## [Exercise input]
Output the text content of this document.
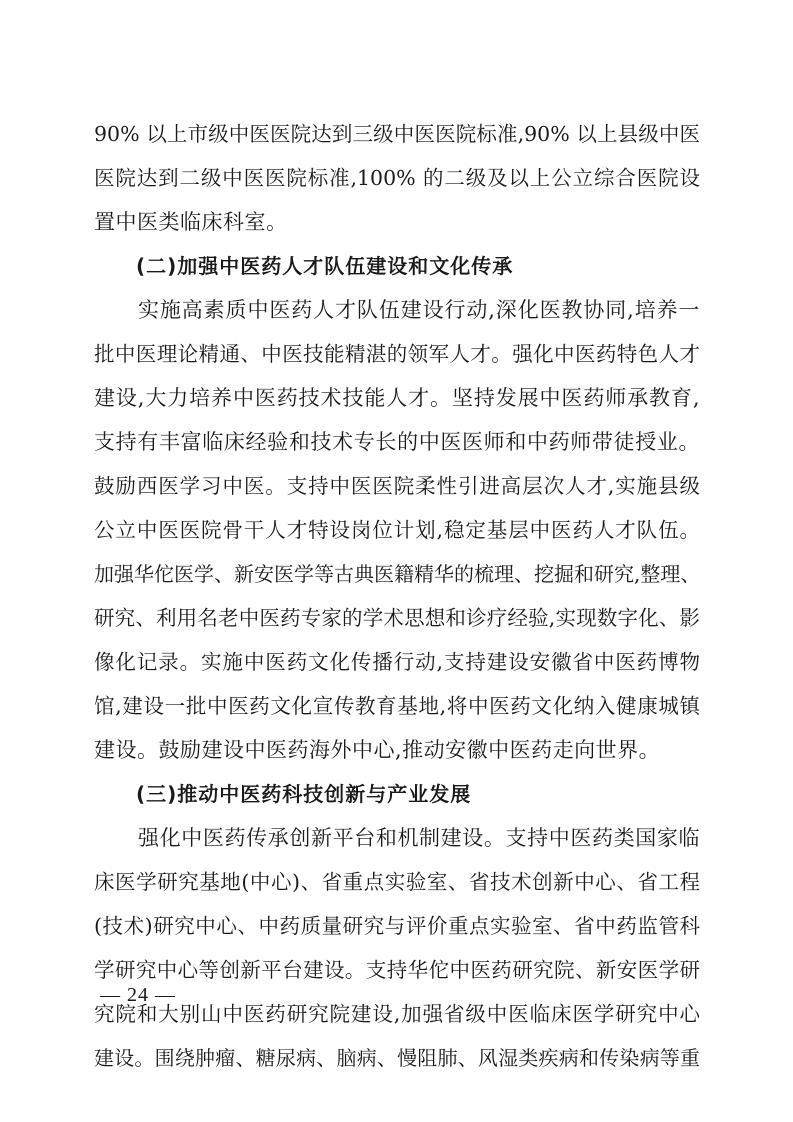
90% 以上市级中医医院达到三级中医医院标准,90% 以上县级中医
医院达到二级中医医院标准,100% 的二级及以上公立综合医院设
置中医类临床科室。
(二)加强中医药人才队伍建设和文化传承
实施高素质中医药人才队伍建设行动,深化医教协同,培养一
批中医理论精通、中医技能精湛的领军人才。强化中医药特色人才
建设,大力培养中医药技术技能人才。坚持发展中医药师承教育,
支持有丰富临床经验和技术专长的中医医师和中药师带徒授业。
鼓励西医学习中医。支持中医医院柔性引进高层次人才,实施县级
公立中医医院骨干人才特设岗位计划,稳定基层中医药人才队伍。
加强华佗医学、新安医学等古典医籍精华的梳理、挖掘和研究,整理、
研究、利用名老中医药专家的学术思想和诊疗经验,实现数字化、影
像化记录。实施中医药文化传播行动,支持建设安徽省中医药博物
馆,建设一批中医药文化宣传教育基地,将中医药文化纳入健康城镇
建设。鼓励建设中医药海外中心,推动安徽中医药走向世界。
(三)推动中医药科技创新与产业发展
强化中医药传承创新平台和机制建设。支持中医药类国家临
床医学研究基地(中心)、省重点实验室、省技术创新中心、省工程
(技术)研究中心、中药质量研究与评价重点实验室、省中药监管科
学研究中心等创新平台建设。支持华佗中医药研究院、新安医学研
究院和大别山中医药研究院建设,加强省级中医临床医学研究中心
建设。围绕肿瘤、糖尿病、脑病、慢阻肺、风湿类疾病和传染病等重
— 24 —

...

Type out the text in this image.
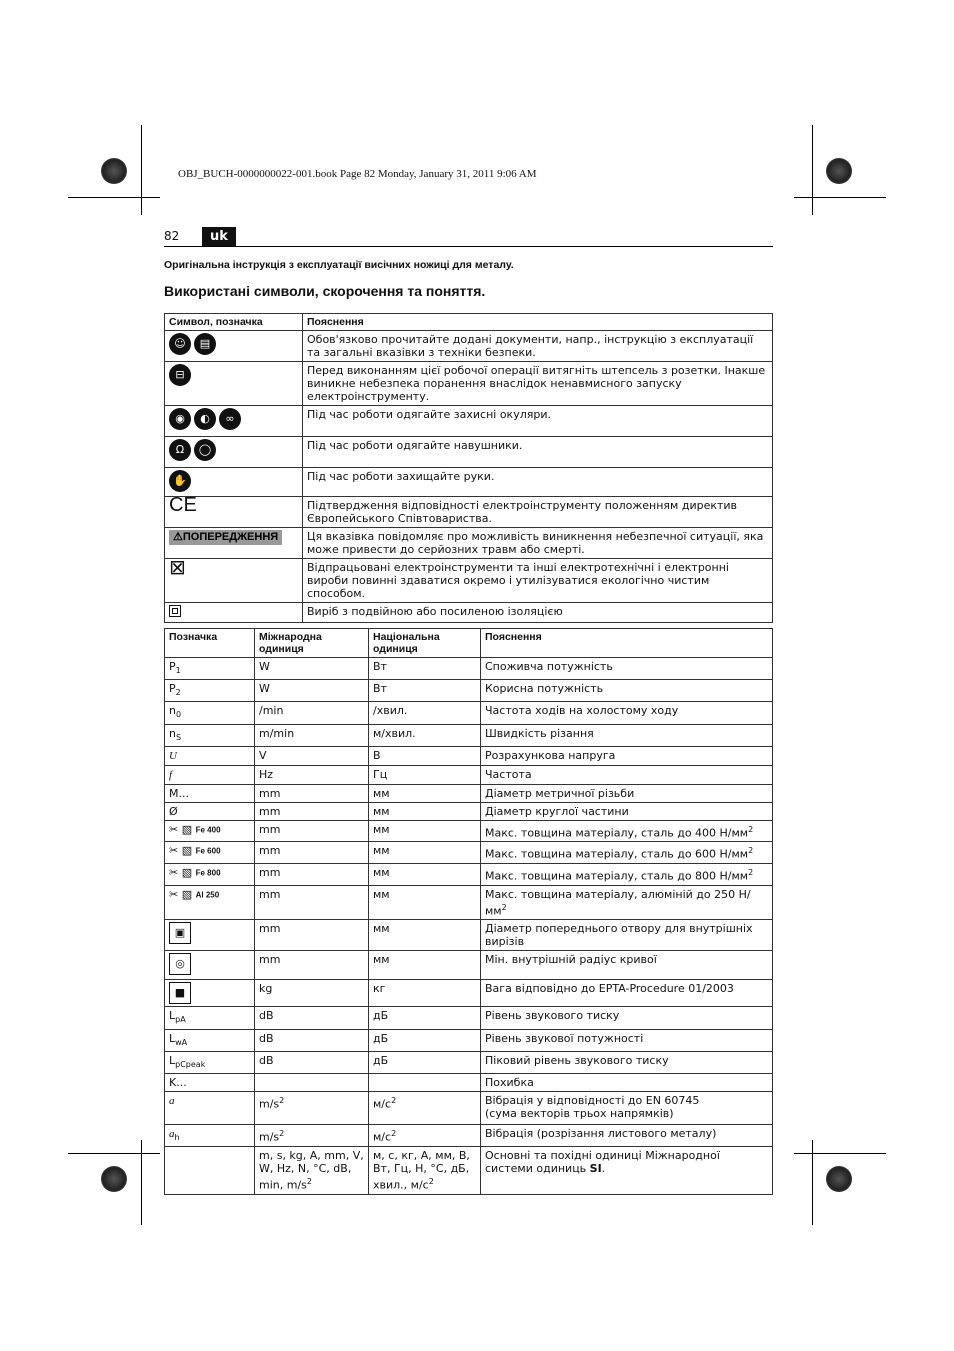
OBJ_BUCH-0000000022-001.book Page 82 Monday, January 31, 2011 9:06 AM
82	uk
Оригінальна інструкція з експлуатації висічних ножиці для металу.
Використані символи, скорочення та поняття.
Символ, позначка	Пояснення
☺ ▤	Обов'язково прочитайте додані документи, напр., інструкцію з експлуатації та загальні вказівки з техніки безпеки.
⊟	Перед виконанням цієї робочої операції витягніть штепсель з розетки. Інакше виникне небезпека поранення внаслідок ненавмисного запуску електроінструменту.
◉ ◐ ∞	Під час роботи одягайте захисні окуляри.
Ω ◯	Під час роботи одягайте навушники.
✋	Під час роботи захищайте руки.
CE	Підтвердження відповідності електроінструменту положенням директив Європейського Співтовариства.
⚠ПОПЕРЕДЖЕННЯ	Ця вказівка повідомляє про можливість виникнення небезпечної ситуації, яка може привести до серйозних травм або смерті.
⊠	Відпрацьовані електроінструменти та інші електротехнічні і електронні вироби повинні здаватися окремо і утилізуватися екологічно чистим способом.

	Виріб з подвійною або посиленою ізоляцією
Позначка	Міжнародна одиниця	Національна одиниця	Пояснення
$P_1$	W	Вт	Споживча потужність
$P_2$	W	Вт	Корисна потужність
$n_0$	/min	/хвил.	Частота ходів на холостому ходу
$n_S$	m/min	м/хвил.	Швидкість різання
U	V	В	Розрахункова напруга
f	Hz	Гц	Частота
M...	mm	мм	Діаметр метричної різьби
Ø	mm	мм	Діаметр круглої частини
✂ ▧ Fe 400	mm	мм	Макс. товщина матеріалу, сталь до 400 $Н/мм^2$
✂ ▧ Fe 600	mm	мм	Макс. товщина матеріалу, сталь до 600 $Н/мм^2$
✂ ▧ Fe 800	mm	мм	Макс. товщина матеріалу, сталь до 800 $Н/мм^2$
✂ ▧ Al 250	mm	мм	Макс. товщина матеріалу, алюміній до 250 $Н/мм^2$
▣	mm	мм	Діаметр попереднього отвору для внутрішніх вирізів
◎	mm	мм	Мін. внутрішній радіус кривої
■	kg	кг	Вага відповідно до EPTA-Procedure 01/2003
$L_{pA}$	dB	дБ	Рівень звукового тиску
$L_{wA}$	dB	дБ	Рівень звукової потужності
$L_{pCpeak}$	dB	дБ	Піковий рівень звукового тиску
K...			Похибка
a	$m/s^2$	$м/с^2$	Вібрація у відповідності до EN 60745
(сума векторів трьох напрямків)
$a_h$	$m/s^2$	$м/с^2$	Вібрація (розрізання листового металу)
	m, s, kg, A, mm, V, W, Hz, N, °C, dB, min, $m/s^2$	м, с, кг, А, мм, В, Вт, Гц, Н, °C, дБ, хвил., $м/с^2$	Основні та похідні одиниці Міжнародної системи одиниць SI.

## [Your objective]
Which lines of the data above contain "товщина"? Copy each one.

## [Written solution]
✂ ▧ Fe 400	mm	мм	Макс. товщина матеріалу, сталь до 400 $Н/мм^2$
✂ ▧ Fe 600	mm	мм	Макс. товщина матеріалу, сталь до 600 $Н/мм^2$
✂ ▧ Fe 800	mm	мм	Макс. товщина матеріалу, сталь до 800 $Н/мм^2$
✂ ▧ Al 250	mm	мм	Макс. товщина матеріалу, алюміній до 250 $Н/мм^2$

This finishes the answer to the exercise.